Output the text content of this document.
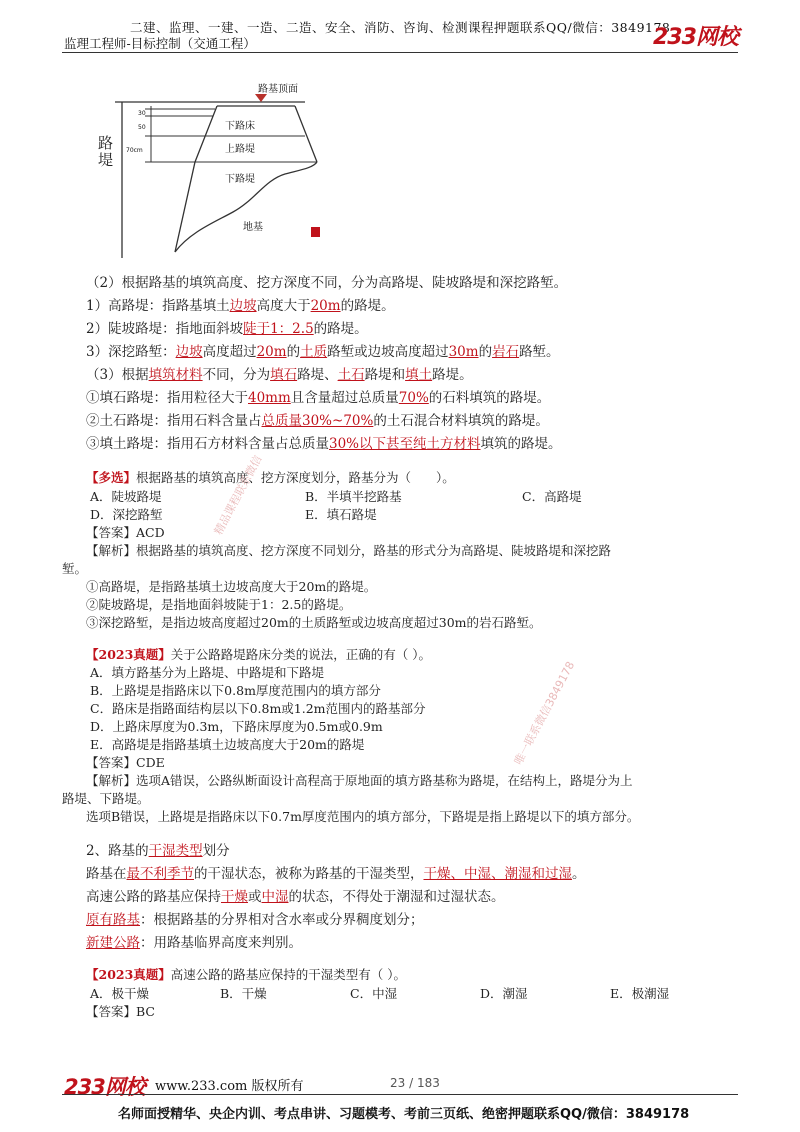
二建、监理、一建、一造、二造、安全、消防、咨询、检测课程押题联系QQ/微信：3849178
监理工程师-目标控制（交通工程）	233网校
路基顶面
下路床
上路堤
下路堤
地基
30
50
70cm
路堤
（2）根据路基的填筑高度、挖方深度不同，分为高路堤、陡坡路堤和深挖路堑。
1）高路堤：指路基填土边坡高度大于20m的路堤。
2）陡坡路堤：指地面斜坡陡于1：2.5的路堤。
3）深挖路堑：边坡高度超过20m的土质路堑或边坡高度超过30m的岩石路堑。
（3）根据填筑材料不同，分为填石路堤、土石路堤和填土路堤。
①填石路堤：指用粒径大于40mm且含量超过总质量70%的石料填筑的路堤。
②土石路堤：指用石料含量占总质量30%~70%的土石混合材料填筑的路堤。
③填土路堤：指用石方材料含量占总质量30%以下甚至纯土方材料填筑的路堤。
【多选】根据路基的填筑高度、挖方深度划分，路基分为（　　）。
A．陡坡路堤	B．半填半挖路基	C．高路堤
D．深挖路堑	E．填石路堤
【答案】ACD
【解析】根据路基的填筑高度、挖方深度不同划分，路基的形式分为高路堤、陡坡路堤和深挖路
堑。
①高路堤，是指路基填土边坡高度大于20m的路堤。
②陡坡路堤，是指地面斜坡陡于1：2.5的路堤。
③深挖路堑，是指边坡高度超过20m的土质路堑或边坡高度超过30m的岩石路堑。
【2023真题】关于公路路堤路床分类的说法，正确的有（ ）。
A．填方路基分为上路堤、中路堤和下路堤
B．上路堤是指路床以下0.8m厚度范围内的填方部分
C．路床是指路面结构层以下0.8m或1.2m范围内的路基部分
D．上路床厚度为0.3m，下路床厚度为0.5m或0.9m
E．高路堤是指路基填土边坡高度大于20m的路堤
【答案】CDE
【解析】选项A错误，公路纵断面设计高程高于原地面的填方路基称为路堤，在结构上，路堤分为上
路堤、下路堤。
选项B错误，上路堤是指路床以下0.7m厚度范围内的填方部分，下路堤是指上路堤以下的填方部分。
2、路基的干湿类型划分
路基在最不利季节的干湿状态，被称为路基的干湿类型，干燥、中湿、潮湿和过湿。
高速公路的路基应保持干燥或中湿的状态，不得处于潮湿和过湿状态。
原有路基：根据路基的分界相对含水率或分界稠度划分；
新建公路：用路基临界高度来判别。
【2023真题】高速公路的路基应保持的干湿类型有（ ）。
A．极干燥	B．干燥	C．中湿	D．潮湿	E．极潮湿
【答案】BC
精品课程联系微信
唯一联系微信3849178
233网校 www.233.com 版权所有	23 / 183
名师面授精华、央企内训、考点串讲、习题模考、考前三页纸、绝密押题联系QQ/微信：3849178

********************

• _WHAT IS EXPECTED_
Give every line above again exactly, with no pictures.

• _RESPONSE BELOW_
Output the text content of this document.
二建、监理、一建、一造、二造、安全、消防、咨询、检测课程押题联系QQ/微信：3849178
监理工程师-目标控制（交通工程）	233网校
路基顶面
下路床
上路堤
下路堤
地基
30
50
70cm
路堤
（2）根据路基的填筑高度、挖方深度不同，分为高路堤、陡坡路堤和深挖路堑。
1）高路堤：指路基填土边坡高度大于20m的路堤。
2）陡坡路堤：指地面斜坡陡于1：2.5的路堤。
3）深挖路堑：边坡高度超过20m的土质路堑或边坡高度超过30m的岩石路堑。
（3）根据填筑材料不同，分为填石路堤、土石路堤和填土路堤。
①填石路堤：指用粒径大于40mm且含量超过总质量70%的石料填筑的路堤。
②土石路堤：指用石料含量占总质量30%~70%的土石混合材料填筑的路堤。
③填土路堤：指用石方材料含量占总质量30%以下甚至纯土方材料填筑的路堤。
【多选】根据路基的填筑高度、挖方深度划分，路基分为（　　）。
A．陡坡路堤	B．半填半挖路基	C．高路堤
D．深挖路堑	E．填石路堤
【答案】ACD
【解析】根据路基的填筑高度、挖方深度不同划分，路基的形式分为高路堤、陡坡路堤和深挖路
堑。
①高路堤，是指路基填土边坡高度大于20m的路堤。
②陡坡路堤，是指地面斜坡陡于1：2.5的路堤。
③深挖路堑，是指边坡高度超过20m的土质路堑或边坡高度超过30m的岩石路堑。
【2023真题】关于公路路堤路床分类的说法，正确的有（ ）。
A．填方路基分为上路堤、中路堤和下路堤
B．上路堤是指路床以下0.8m厚度范围内的填方部分
C．路床是指路面结构层以下0.8m或1.2m范围内的路基部分
D．上路床厚度为0.3m，下路床厚度为0.5m或0.9m
E．高路堤是指路基填土边坡高度大于20m的路堤
【答案】CDE
【解析】选项A错误，公路纵断面设计高程高于原地面的填方路基称为路堤，在结构上，路堤分为上
路堤、下路堤。
选项B错误，上路堤是指路床以下0.7m厚度范围内的填方部分，下路堤是指上路堤以下的填方部分。
2、路基的干湿类型划分
路基在最不利季节的干湿状态，被称为路基的干湿类型，干燥、中湿、潮湿和过湿。
高速公路的路基应保持干燥或中湿的状态，不得处于潮湿和过湿状态。
原有路基：根据路基的分界相对含水率或分界稠度划分；
新建公路：用路基临界高度来判别。
【2023真题】高速公路的路基应保持的干湿类型有（ ）。
A．极干燥	B．干燥	C．中湿	D．潮湿	E．极潮湿
【答案】BC
精品课程联系微信
唯一联系微信3849178
233网校 www.233.com 版权所有	23 / 183
名师面授精华、央企内训、考点串讲、习题模考、考前三页纸、绝密押题联系QQ/微信：3849178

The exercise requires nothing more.